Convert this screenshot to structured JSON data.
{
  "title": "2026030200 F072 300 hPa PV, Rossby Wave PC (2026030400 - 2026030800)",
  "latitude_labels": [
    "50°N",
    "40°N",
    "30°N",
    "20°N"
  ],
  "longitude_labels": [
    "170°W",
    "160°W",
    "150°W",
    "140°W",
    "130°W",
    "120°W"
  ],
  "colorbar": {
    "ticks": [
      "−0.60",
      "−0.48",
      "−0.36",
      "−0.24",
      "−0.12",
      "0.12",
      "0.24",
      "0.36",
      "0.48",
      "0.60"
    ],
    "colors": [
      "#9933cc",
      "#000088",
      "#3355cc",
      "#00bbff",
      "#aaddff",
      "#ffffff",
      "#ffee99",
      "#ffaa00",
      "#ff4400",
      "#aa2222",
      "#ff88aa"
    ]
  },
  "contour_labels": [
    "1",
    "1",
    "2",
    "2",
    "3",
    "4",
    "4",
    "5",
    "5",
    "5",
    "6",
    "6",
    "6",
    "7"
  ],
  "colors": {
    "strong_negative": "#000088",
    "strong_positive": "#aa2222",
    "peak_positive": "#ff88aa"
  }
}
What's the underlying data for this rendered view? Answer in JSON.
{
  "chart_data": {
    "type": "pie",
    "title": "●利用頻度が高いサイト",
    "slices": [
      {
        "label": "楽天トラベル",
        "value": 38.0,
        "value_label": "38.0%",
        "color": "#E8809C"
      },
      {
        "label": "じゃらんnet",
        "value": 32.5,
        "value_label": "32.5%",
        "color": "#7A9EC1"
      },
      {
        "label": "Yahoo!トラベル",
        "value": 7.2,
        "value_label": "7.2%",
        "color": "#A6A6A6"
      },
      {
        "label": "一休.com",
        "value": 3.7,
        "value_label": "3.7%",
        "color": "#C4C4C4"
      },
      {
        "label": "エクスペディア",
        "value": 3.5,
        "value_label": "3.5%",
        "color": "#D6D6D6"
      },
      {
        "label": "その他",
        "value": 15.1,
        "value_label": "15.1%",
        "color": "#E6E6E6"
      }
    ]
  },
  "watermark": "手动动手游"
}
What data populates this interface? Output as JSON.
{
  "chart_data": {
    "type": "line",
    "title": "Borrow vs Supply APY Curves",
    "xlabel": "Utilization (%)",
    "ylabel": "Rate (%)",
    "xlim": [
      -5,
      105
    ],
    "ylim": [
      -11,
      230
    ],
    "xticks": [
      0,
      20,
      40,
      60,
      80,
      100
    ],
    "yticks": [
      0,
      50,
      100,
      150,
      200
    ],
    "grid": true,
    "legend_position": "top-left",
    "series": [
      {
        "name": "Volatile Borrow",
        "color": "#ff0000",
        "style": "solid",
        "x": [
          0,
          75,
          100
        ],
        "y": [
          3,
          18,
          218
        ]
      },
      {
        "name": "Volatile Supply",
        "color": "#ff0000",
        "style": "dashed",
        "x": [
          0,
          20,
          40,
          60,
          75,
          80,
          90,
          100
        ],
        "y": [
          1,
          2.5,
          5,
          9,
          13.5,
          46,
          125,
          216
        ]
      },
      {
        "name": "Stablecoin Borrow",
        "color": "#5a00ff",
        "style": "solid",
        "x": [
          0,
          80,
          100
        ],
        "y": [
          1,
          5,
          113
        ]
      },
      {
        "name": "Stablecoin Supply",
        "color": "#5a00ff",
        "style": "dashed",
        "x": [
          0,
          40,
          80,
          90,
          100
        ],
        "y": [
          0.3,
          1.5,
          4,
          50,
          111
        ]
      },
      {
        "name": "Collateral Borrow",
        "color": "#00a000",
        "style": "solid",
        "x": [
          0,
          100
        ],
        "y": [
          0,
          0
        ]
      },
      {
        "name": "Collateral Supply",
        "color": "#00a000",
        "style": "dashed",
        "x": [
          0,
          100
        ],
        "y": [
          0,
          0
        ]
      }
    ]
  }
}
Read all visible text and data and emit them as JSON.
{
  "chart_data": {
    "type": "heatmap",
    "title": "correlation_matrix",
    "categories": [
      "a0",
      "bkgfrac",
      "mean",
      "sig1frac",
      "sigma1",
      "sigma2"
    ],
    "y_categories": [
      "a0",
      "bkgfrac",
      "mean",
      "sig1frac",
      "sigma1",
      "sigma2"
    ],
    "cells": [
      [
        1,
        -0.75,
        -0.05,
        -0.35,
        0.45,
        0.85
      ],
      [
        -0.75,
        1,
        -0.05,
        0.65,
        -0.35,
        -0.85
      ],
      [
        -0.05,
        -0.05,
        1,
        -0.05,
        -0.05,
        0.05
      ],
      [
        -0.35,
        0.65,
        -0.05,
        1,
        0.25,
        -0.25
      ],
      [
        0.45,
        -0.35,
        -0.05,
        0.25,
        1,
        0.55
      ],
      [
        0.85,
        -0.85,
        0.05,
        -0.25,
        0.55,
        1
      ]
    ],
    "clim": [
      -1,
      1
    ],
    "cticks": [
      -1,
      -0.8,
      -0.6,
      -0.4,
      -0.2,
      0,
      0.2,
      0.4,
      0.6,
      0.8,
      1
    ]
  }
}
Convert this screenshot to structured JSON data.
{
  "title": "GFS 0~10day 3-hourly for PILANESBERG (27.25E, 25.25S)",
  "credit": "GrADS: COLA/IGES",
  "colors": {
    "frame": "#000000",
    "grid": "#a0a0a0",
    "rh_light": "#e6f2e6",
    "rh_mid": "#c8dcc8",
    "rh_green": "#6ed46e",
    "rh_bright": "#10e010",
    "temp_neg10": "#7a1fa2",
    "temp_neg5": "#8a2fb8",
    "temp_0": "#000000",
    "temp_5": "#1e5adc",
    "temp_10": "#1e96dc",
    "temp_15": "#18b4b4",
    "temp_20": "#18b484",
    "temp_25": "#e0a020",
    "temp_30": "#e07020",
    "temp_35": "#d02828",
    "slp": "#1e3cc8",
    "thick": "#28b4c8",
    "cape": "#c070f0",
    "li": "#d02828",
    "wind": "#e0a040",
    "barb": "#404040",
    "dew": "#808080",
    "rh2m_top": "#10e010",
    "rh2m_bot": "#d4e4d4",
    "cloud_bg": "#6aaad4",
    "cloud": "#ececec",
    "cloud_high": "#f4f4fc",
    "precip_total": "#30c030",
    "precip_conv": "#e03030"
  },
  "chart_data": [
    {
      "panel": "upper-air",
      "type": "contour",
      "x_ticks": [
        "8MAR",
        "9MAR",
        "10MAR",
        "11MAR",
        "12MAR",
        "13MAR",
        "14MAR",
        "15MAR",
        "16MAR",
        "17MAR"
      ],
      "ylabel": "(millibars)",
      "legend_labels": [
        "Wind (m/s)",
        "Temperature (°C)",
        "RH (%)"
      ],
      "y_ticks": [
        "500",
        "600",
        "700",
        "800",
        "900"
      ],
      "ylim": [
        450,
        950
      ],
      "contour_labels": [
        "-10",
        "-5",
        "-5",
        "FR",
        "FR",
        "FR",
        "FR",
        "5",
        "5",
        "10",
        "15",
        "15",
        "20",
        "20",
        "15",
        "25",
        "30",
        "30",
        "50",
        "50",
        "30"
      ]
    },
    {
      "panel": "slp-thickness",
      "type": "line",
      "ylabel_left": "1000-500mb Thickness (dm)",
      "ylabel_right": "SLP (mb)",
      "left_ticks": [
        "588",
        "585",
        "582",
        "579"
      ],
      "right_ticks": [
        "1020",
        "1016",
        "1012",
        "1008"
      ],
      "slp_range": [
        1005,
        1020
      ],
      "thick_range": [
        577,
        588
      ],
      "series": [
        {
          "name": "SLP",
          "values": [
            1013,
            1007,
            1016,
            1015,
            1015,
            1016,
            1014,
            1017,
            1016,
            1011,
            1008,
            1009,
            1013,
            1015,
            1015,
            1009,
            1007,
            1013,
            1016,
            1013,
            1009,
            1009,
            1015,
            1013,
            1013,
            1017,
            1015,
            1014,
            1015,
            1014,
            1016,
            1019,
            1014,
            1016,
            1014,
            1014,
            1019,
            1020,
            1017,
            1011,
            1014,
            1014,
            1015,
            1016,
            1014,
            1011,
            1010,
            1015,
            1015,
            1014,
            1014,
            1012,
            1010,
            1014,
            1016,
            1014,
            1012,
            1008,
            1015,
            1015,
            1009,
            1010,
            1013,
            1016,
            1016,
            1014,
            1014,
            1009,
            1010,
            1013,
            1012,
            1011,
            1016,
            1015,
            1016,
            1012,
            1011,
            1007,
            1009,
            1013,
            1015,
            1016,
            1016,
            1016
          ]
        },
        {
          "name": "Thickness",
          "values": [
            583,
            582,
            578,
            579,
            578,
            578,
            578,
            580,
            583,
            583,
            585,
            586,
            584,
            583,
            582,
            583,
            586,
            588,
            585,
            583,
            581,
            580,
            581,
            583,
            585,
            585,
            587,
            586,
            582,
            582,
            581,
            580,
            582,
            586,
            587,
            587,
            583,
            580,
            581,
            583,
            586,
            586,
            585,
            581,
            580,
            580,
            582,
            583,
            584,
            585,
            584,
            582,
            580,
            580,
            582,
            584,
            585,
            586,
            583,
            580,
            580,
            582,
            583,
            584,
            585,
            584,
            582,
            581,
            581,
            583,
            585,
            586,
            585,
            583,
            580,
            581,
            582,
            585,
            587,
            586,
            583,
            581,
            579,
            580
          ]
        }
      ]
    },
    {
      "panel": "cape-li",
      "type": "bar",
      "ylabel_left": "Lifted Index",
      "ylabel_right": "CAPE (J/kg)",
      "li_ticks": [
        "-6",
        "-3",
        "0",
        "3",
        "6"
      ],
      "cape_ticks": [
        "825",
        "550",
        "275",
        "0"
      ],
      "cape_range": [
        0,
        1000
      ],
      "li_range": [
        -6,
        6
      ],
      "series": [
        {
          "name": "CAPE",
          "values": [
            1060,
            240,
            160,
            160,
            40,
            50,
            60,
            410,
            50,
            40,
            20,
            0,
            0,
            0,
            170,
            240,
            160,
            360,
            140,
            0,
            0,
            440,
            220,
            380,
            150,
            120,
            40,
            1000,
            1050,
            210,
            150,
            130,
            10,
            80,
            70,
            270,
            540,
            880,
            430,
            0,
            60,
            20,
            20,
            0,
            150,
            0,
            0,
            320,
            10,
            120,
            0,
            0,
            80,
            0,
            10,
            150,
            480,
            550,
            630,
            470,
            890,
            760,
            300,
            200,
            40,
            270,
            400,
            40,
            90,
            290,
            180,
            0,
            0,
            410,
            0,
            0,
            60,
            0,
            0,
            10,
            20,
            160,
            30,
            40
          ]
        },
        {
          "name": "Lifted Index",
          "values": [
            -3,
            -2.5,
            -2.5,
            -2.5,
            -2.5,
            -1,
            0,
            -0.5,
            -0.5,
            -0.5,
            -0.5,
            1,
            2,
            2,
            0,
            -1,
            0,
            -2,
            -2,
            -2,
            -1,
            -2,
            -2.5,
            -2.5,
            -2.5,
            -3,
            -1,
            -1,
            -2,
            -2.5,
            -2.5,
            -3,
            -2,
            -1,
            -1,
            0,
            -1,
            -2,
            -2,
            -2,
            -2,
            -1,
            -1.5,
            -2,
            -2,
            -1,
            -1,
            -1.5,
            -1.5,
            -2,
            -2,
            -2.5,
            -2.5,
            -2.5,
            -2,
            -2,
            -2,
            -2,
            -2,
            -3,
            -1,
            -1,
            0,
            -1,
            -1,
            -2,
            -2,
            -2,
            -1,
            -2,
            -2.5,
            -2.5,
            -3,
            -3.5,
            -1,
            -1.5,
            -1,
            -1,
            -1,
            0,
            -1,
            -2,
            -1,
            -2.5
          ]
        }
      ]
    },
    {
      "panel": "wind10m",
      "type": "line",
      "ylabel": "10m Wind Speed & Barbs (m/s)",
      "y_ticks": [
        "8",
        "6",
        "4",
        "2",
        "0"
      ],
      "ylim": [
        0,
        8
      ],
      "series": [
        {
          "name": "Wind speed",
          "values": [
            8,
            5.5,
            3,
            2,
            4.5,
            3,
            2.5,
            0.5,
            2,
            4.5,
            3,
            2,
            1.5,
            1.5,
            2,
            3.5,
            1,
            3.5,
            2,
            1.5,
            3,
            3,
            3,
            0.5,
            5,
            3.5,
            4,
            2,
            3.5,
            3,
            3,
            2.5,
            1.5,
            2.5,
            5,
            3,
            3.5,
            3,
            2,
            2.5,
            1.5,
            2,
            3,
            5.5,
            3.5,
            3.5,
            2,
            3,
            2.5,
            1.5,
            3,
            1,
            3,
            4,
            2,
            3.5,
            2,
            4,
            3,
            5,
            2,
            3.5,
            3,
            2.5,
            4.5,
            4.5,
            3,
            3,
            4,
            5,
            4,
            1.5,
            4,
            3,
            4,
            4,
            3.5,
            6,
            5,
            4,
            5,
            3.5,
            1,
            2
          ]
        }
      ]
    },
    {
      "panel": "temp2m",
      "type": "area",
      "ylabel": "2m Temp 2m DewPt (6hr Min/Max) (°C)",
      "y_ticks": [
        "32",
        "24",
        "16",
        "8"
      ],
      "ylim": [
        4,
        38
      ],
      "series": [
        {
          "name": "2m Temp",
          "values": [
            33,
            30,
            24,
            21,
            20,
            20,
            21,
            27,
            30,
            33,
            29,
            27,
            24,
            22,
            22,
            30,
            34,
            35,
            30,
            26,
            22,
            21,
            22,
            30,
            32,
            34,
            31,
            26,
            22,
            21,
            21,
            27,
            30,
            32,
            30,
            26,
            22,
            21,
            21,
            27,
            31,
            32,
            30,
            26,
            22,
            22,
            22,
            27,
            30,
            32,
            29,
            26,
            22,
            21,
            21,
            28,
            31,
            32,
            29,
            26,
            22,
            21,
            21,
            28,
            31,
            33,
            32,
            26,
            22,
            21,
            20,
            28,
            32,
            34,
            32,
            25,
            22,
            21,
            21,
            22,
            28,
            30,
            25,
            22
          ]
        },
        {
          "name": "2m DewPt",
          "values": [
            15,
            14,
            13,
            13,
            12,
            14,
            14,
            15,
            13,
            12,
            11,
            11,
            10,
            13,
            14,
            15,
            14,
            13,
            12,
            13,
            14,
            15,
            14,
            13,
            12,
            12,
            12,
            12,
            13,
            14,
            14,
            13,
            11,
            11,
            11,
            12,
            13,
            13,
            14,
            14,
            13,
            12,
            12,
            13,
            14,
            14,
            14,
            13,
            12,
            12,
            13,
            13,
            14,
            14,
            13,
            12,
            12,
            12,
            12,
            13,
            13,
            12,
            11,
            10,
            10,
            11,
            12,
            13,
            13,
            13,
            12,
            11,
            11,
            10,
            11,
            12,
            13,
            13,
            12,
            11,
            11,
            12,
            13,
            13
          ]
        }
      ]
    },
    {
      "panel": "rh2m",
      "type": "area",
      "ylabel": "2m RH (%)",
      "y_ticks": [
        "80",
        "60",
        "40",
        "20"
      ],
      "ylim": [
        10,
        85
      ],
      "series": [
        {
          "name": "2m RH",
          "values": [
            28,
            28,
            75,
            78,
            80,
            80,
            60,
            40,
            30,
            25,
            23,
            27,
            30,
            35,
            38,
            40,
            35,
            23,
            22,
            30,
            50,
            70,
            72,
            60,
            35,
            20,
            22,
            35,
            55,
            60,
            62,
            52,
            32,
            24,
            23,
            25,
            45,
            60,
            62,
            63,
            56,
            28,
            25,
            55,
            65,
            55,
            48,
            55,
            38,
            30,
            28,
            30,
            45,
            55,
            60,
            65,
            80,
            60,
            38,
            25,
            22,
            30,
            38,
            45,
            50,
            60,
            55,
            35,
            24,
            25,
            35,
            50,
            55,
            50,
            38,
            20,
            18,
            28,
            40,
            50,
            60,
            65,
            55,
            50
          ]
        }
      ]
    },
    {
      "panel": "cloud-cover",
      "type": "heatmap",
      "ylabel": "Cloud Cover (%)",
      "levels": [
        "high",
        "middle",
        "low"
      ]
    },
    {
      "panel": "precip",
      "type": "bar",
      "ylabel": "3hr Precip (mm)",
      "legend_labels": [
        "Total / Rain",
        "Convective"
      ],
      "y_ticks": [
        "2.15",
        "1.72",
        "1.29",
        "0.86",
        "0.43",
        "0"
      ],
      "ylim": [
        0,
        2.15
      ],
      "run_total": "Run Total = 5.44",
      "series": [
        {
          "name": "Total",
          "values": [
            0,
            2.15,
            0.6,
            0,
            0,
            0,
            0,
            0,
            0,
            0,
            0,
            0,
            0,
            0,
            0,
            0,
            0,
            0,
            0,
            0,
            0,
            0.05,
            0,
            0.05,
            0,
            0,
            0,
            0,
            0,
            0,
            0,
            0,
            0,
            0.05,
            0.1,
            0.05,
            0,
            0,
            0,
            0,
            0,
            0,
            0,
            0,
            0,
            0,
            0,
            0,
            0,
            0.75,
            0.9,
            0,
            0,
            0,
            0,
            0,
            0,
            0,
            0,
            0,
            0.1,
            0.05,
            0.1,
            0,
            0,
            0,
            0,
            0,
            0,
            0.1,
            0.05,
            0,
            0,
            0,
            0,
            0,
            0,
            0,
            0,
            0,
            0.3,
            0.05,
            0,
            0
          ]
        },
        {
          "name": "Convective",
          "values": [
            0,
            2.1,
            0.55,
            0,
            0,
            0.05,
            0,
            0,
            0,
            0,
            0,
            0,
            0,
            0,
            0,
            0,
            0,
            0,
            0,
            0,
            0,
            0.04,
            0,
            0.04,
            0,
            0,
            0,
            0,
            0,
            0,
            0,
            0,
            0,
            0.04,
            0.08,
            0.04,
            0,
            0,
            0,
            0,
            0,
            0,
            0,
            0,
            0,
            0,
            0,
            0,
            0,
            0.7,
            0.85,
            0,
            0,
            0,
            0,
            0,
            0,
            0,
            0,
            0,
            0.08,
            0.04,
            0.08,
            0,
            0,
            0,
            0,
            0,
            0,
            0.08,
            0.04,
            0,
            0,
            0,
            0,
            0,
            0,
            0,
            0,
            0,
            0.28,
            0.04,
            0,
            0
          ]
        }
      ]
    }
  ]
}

------------------------

What needs to be done
In the entries above, identify every line with the string "Volatile".

Response to the exercise
        "name": "Volatile Borrow",
        "name": "Volatile Supply",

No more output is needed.